Goal.
Give every line of the material again, exactly as written.

Data in this exercise.
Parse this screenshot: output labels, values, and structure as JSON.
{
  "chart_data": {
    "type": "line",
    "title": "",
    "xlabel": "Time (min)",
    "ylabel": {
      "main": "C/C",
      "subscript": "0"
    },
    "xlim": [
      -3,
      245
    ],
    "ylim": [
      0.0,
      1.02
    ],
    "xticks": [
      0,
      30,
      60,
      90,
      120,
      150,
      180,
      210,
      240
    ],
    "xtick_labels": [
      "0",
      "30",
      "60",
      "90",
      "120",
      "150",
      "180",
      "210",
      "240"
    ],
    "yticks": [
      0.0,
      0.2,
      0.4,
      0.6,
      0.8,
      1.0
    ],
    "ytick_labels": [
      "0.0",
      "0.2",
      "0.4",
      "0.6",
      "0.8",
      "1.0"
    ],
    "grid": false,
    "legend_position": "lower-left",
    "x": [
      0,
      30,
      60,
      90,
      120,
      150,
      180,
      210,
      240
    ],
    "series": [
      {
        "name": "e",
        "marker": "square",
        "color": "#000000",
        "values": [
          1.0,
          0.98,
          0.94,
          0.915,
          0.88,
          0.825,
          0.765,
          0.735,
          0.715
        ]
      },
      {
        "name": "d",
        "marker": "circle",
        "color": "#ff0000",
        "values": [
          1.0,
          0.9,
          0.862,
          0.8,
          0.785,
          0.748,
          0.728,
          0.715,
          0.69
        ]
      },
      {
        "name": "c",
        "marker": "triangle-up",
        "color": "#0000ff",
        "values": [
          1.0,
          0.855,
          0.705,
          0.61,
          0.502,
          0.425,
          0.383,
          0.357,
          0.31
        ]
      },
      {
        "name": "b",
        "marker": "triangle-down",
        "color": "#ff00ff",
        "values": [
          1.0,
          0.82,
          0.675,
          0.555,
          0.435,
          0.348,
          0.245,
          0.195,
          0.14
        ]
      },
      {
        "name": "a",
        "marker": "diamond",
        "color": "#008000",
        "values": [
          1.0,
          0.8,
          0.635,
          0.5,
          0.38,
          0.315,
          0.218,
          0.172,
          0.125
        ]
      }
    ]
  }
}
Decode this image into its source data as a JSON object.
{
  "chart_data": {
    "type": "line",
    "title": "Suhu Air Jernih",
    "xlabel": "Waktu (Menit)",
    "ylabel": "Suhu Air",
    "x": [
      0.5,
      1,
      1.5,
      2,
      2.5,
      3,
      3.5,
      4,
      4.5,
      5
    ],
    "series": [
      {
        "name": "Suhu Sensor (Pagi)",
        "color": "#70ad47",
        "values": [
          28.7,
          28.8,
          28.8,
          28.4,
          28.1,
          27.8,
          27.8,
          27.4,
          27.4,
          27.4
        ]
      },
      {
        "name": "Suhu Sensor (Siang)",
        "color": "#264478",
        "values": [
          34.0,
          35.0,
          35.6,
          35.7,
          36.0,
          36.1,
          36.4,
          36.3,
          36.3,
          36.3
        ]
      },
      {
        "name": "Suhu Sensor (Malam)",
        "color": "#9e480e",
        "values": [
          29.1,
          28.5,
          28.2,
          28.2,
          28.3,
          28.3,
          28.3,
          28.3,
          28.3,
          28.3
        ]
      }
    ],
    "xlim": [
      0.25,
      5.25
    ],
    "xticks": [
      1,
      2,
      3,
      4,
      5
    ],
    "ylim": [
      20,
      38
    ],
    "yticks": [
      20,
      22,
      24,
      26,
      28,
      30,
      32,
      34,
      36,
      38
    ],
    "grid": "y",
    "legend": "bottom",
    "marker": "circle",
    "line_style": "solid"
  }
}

Worked solution.
Parse this screenshot: output labels, values, and structure as JSON.
{
  "chart_data": {
    "type": "line",
    "title": "",
    "xlabel": "Time (min)",
    "ylabel": {
      "main": "C/C",
      "subscript": "0"
    },
    "xlim": [
      -3,
      245
    ],
    "ylim": [
      0.0,
      1.02
    ],
    "xticks": [
      0,
      30,
      60,
      90,
      120,
      150,
      180,
      210,
      240
    ],
    "xtick_labels": [
      "0",
      "30",
      "60",
      "90",
      "120",
      "150",
      "180",
      "210",
      "240"
    ],
    "yticks": [
      0.0,
      0.2,
      0.4,
      0.6,
      0.8,
      1.0
    ],
    "ytick_labels": [
      "0.0",
      "0.2",
      "0.4",
      "0.6",
      "0.8",
      "1.0"
    ],
    "grid": false,
    "legend_position": "lower-left",
    "x": [
      0,
      30,
      60,
      90,
      120,
      150,
      180,
      210,
      240
    ],
    "series": [
      {
        "name": "e",
        "marker": "square",
        "color": "#000000",
        "values": [
          1.0,
          0.98,
          0.94,
          0.915,
          0.88,
          0.825,
          0.765,
          0.735,
          0.715
        ]
      },
      {
        "name": "d",
        "marker": "circle",
        "color": "#ff0000",
        "values": [
          1.0,
          0.9,
          0.862,
          0.8,
          0.785,
          0.748,
          0.728,
          0.715,
          0.69
        ]
      },
      {
        "name": "c",
        "marker": "triangle-up",
        "color": "#0000ff",
        "values": [
          1.0,
          0.855,
          0.705,
          0.61,
          0.502,
          0.425,
          0.383,
          0.357,
          0.31
        ]
      },
      {
        "name": "b",
        "marker": "triangle-down",
        "color": "#ff00ff",
        "values": [
          1.0,
          0.82,
          0.675,
          0.555,
          0.435,
          0.348,
          0.245,
          0.195,
          0.14
        ]
      },
      {
        "name": "a",
        "marker": "diamond",
        "color": "#008000",
        "values": [
          1.0,
          0.8,
          0.635,
          0.5,
          0.38,
          0.315,
          0.218,
          0.172,
          0.125
        ]
      }
    ]
  }
}
Decode this image into its source data as a JSON object.
{
  "chart_data": {
    "type": "line",
    "title": "Suhu Air Jernih",
    "xlabel": "Waktu (Menit)",
    "ylabel": "Suhu Air",
    "x": [
      0.5,
      1,
      1.5,
      2,
      2.5,
      3,
      3.5,
      4,
      4.5,
      5
    ],
    "series": [
      {
        "name": "Suhu Sensor (Pagi)",
        "color": "#70ad47",
        "values": [
          28.7,
          28.8,
          28.8,
          28.4,
          28.1,
          27.8,
          27.8,
          27.4,
          27.4,
          27.4
        ]
      },
      {
        "name": "Suhu Sensor (Siang)",
        "color": "#264478",
        "values": [
          34.0,
          35.0,
          35.6,
          35.7,
          36.0,
          36.1,
          36.4,
          36.3,
          36.3,
          36.3
        ]
      },
      {
        "name": "Suhu Sensor (Malam)",
        "color": "#9e480e",
        "values": [
          29.1,
          28.5,
          28.2,
          28.2,
          28.3,
          28.3,
          28.3,
          28.3,
          28.3,
          28.3
        ]
      }
    ],
    "xlim": [
      0.25,
      5.25
    ],
    "xticks": [
      1,
      2,
      3,
      4,
      5
    ],
    "ylim": [
      20,
      38
    ],
    "yticks": [
      20,
      22,
      24,
      26,
      28,
      30,
      32,
      34,
      36,
      38
    ],
    "grid": "y",
    "legend": "bottom",
    "marker": "circle",
    "line_style": "solid"
  }
}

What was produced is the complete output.